• **What to work on**
Pull out every line of the listing below where "publicaciones" appears.

[start Records provided]

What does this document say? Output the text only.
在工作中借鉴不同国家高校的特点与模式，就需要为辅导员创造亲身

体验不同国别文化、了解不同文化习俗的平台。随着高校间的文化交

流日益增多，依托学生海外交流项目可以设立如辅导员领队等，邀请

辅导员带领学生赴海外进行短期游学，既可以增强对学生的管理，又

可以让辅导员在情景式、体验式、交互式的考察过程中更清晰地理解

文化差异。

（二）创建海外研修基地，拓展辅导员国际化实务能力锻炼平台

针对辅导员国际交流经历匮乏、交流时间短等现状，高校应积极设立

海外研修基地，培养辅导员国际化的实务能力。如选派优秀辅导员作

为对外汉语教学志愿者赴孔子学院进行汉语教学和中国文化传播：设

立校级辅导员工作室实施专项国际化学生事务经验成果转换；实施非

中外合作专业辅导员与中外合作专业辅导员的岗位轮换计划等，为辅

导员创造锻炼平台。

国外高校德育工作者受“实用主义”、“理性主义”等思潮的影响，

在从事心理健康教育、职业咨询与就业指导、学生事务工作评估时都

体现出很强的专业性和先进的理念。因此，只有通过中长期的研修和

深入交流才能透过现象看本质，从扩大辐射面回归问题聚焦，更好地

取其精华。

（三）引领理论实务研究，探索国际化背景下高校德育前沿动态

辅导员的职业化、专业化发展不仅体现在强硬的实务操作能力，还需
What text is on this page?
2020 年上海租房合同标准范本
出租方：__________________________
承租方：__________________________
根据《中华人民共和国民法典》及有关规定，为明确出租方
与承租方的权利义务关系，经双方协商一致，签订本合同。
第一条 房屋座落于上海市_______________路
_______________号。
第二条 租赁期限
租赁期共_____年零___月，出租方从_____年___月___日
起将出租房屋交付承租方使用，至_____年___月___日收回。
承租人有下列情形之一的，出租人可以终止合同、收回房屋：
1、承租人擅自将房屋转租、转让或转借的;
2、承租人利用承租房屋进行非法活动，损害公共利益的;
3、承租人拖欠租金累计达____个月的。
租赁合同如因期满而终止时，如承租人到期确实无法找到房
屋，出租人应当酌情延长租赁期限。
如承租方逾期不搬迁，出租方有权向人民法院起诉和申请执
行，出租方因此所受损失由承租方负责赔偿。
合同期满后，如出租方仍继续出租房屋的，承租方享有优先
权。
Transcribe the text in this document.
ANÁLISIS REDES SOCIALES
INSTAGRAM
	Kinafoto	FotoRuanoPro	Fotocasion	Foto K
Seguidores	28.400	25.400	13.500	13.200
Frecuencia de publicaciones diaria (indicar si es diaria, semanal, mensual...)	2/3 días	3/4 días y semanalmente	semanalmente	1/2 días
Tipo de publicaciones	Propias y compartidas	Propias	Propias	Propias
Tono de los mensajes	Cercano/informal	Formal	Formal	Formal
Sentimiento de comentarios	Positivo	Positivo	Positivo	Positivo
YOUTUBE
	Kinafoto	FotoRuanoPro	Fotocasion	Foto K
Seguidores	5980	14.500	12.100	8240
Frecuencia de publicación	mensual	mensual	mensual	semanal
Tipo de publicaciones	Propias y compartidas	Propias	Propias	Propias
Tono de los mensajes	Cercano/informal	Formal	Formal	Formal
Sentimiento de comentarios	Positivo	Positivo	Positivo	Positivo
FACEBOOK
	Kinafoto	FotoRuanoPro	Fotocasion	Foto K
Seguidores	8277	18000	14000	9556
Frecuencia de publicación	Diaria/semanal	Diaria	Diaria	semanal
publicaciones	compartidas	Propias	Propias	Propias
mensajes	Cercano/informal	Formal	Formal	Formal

[end Records provided]

• **Result**
Frecuencia de publicaciones diaria (indicar si es diaria, semanal, mensual...)	2/3 días	3/4 días y semanalmente	semanalmente	1/2 días
Tipo de publicaciones	Propias y compartidas	Propias	Propias	Propias
Tipo de publicaciones	Propias y compartidas	Propias	Propias	Propias
publicaciones	compartidas	Propias	Propias	Propias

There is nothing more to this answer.